_STATED PROBLEM_
Pick out each line containing the string "moial" and copy it.

==== SUPPLIED MATERIAL ====

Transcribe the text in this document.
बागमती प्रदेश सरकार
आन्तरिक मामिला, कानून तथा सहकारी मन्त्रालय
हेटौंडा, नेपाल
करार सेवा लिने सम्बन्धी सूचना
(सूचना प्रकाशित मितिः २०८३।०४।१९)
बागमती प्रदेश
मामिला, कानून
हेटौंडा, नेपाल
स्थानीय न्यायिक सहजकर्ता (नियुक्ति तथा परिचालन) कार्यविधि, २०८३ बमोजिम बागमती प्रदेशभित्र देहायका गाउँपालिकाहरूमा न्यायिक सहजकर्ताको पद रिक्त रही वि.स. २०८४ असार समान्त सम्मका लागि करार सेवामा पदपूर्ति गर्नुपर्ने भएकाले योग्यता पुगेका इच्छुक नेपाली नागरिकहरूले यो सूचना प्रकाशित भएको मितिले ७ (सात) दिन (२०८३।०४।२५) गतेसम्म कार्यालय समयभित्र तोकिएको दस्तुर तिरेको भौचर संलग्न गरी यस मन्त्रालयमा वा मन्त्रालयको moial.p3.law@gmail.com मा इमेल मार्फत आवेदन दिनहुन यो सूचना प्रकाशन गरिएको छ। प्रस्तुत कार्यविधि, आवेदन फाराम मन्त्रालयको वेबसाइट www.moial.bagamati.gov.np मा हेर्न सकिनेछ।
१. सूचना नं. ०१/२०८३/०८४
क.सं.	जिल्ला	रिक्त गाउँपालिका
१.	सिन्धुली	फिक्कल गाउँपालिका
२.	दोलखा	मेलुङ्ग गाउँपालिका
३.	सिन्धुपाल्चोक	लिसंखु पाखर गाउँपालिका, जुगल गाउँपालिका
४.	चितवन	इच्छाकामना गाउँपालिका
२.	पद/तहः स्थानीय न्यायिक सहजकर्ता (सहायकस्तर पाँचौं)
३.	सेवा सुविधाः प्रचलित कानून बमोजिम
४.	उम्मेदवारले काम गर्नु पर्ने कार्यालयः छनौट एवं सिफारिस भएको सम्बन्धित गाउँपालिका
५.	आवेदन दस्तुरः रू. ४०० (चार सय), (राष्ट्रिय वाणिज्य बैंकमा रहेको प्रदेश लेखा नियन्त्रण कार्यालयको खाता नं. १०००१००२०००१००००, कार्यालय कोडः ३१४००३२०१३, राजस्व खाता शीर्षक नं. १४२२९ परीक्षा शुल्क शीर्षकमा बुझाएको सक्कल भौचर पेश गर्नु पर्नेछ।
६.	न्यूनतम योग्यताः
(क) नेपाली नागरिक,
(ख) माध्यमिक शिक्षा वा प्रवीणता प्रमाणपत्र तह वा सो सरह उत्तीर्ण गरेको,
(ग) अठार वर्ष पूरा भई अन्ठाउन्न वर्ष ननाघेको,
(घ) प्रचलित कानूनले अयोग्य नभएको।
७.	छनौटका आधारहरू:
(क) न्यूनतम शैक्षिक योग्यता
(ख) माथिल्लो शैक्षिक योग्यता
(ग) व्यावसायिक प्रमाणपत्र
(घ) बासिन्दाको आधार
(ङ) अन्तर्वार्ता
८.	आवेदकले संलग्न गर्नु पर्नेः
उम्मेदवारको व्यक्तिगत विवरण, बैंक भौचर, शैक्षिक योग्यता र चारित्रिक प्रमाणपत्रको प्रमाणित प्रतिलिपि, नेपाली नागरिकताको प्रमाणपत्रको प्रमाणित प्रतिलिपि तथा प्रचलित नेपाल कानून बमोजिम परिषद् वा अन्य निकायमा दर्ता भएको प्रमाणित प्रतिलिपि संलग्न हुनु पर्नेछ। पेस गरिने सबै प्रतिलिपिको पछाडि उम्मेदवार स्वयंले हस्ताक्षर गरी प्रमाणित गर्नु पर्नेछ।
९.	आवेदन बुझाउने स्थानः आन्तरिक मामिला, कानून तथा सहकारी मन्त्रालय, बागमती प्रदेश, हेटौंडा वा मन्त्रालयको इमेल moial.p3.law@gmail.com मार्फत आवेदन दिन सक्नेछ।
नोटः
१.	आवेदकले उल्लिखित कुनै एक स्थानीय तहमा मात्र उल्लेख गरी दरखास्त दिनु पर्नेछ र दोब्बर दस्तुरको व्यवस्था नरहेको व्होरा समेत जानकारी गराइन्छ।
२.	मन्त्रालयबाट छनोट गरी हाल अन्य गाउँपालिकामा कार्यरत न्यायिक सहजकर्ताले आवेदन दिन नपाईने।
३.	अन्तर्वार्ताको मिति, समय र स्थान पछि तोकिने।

====

_SOLUTION FOR THIS PROBLEM_
स्थानीय न्यायिक सहजकर्ता (नियुक्ति तथा परिचालन) कार्यविधि, २०८३ बमोजिम बागमती प्रदेशभित्र देहायका गाउँपालिकाहरूमा न्यायिक सहजकर्ताको पद रिक्त रही वि.स. २०८४ असार समान्त सम्मका लागि करार सेवामा पदपूर्ति गर्नुपर्ने भएकाले योग्यता पुगेका इच्छुक नेपाली नागरिकहरूले यो सूचना प्रकाशित भएको मितिले ७ (सात) दिन (२०८३।०४।२५) गतेसम्म कार्यालय समयभित्र तोकिएको दस्तुर तिरेको भौचर संलग्न गरी यस मन्त्रालयमा वा मन्त्रालयको moial.p3.law@gmail.com मा इमेल मार्फत आवेदन दिनहुन यो सूचना प्रकाशन गरिएको छ। प्रस्तुत कार्यविधि, आवेदन फाराम मन्त्रालयको वेबसाइट www.moial.bagamati.gov.np मा हेर्न सकिनेछ।
९.	आवेदन बुझाउने स्थानः आन्तरिक मामिला, कानून तथा सहकारी मन्त्रालय, बागमती प्रदेश, हेटौंडा वा मन्त्रालयको इमेल moial.p3.law@gmail.com मार्फत आवेदन दिन सक्नेछ।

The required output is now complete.